• Supplied passage
+ + +

Thursday, July 14, 2011

The Secret Commonwealth of Elusive Companions

We see the world through an extremely limited band of the electromagnetic spectrum. The same goes for our hearing. We consciously process a remarkably tiny proportion of the limited sensory input we receive. 

We are only able to measure that which can perceive. And we still don't understand exactly how or why we process anything, other than to facilitate our survival on a purely reptilian level. 

There are millions of square miles of land we've never stepped foot in. There are many millions more we have only the faintest experience in. The same goes for our oceans- we're still struggling to explore the endless depths- 71% of the surface of the world is water- and are physically limited in our ability to do so. 

And we've barely touched the unimaginably vast network of caverns beneath the Earth. Earthquakes, floods and tsunamis make mockery of our technological pretenses. The same great scientific minds who claim dominion over the planet would wilt in panic like frail flowers in a half-decent thunderstorm, never mind a typhoon. 

Though we try to ignore them, the nuclear flames of Fukushima are nothing less than a slap in the face of our Technocracy. And yet we claim to have fully mastered and cataloged our environment and everything in it.

Since the dawn of time, humans have recorded encounters with strange beings with weird powers and even stranger means of transportation. They've been identified in various cultural trappings. Our tech-minded age chooses to see them as extraterrestrial technocrats, coming to Earth to conduct their experiments. 

 Those who seem to know them best didn't rely on charts and graphs but another kind of knowing. A more elusive kind of knowledge, if you will, for our elusive companions. Legendary UFOlogist Jacques Vallee wrote a book about these historical perceptions called Passport to Magonia: On UFOs, Folklore, and Parallel Worlds. 

 I'm quoting his citation of a landmark work on Celtic mythology. Since it's not illustrated I added in some examples of our modern folklore, which as we've seen on this site is often brought to us by individuals who often seem to know things they shouldn't know...

+ + +

• Data
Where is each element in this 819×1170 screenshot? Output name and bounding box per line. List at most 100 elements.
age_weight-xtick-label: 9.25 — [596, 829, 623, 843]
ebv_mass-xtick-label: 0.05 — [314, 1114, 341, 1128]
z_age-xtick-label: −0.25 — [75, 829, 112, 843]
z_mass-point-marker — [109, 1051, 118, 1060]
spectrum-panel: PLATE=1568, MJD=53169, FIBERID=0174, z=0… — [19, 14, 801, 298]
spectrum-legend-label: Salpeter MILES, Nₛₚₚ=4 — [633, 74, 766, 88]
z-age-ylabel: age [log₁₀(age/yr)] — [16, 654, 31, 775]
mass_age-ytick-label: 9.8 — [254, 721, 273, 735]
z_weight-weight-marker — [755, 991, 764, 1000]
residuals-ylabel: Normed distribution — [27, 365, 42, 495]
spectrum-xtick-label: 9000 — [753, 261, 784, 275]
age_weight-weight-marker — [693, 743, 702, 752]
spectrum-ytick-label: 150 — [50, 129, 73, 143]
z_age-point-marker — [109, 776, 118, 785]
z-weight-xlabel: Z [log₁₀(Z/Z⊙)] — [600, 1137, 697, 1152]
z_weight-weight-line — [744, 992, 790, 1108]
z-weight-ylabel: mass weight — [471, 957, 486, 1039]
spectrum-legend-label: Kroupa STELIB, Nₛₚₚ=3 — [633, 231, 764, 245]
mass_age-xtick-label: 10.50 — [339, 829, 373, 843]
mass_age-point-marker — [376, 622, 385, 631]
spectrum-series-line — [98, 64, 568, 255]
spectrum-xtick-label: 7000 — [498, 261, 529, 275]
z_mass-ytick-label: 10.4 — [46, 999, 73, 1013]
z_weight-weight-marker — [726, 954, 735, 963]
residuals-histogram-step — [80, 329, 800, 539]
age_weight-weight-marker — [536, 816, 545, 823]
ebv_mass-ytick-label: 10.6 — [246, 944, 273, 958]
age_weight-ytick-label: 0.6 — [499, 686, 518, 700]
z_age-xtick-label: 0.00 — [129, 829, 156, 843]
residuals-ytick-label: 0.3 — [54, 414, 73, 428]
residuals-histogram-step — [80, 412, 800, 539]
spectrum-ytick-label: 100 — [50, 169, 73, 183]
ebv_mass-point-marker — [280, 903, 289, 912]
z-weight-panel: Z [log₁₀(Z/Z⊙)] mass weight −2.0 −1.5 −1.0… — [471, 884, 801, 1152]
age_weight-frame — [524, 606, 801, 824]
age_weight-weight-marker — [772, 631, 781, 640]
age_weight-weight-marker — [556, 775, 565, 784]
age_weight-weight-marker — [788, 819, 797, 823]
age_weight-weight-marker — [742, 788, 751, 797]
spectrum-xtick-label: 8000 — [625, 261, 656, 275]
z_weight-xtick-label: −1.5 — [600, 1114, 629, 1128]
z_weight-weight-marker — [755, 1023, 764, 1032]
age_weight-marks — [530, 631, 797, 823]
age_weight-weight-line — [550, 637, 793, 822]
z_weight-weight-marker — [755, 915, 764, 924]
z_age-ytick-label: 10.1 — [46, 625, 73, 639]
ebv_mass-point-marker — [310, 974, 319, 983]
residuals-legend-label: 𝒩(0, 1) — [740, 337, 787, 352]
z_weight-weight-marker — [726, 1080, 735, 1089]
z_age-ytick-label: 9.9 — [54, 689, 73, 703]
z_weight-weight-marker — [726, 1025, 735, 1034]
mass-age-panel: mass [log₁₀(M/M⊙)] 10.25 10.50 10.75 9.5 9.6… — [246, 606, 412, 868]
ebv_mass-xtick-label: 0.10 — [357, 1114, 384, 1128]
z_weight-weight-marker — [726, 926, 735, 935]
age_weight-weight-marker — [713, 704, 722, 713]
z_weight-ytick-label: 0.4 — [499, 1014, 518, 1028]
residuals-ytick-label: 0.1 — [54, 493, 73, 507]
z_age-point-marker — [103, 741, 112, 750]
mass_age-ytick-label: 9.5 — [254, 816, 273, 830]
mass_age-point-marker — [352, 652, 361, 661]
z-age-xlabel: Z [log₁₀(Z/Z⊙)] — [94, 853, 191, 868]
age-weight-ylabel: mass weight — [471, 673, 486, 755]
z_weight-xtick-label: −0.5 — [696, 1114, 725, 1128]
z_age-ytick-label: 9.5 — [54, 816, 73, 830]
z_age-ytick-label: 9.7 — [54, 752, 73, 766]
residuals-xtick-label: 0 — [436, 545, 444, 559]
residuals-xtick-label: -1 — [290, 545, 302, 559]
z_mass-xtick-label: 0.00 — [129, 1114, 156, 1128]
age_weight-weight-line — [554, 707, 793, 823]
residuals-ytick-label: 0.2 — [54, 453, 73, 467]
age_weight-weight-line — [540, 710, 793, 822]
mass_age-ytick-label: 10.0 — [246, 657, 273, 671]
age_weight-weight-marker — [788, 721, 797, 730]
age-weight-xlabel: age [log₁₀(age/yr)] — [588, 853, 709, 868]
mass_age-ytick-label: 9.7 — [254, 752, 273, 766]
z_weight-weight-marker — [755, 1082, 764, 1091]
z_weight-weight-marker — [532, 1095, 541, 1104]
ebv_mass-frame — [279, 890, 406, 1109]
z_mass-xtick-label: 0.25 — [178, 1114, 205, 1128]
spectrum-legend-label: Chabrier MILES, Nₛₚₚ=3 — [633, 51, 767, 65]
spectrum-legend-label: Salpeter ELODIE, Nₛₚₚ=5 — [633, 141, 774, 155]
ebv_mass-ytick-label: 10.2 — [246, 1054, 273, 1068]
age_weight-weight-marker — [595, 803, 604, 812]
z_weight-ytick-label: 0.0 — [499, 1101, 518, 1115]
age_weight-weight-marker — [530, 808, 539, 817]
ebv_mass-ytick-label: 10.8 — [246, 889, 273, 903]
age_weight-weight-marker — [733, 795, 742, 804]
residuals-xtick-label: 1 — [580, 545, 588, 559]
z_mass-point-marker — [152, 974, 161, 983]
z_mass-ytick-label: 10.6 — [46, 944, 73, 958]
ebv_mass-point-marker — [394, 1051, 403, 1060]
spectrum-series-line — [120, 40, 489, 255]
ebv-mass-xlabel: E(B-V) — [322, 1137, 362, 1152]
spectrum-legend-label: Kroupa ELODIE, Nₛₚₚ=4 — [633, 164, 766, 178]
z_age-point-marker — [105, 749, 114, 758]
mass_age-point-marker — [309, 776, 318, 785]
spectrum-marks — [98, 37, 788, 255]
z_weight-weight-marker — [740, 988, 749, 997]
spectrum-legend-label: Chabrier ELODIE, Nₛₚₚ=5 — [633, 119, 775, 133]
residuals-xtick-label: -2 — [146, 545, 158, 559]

+ + +

• Directions
#1 Reproduce the post from "Since the dawn" up to and including "they shouldn't know...".
#2 For each statement, say whether it agrees with the post. Answer yes or no and quote the deciding words from the post.
(a) Water covers 71% of the world's surface.
(b) Jacques Vallee wrote a book titled Passport to Magonia: On UFOs, Folklore, and Parallel Worlds.
(c) The cited work on Celtic mythology is illustrated.
#3 According to the post, how does our tech-minded age choose to see the strange beings humans have encountered?
The material has no connection to the post.

• Replies
#1
Since the dawn of time, humans have recorded encounters with strange beings with weird powers and even stranger means of transportation. They've been identified in various cultural trappings. Our tech-minded age chooses to see them as extraterrestrial technocrats, coming to Earth to conduct their experiments. 

 Those who seem to know them best didn't rely on charts and graphs but another kind of knowing. A more elusive kind of knowledge, if you will, for our elusive companions. Legendary UFOlogist Jacques Vallee wrote a book about these historical perceptions called Passport to Magonia: On UFOs, Folklore, and Parallel Worlds. 

 I'm quoting his citation of a landmark work on Celtic mythology. Since it's not illustrated I added in some examples of our modern folklore, which as we've seen on this site is often brought to us by individuals who often seem to know things they shouldn't know...

#2
(a) Yes: "71% of the surface of the world is water"
(b) Yes: "Legendary UFOlogist Jacques Vallee wrote a book about these historical perceptions called Passport to Magonia: On UFOs, Folklore, and Parallel Worlds."
(c) No: "Since it's not illustrated I added in some examples of our modern folklore"

#3 As extraterrestrial technocrats coming to Earth to conduct their experiments.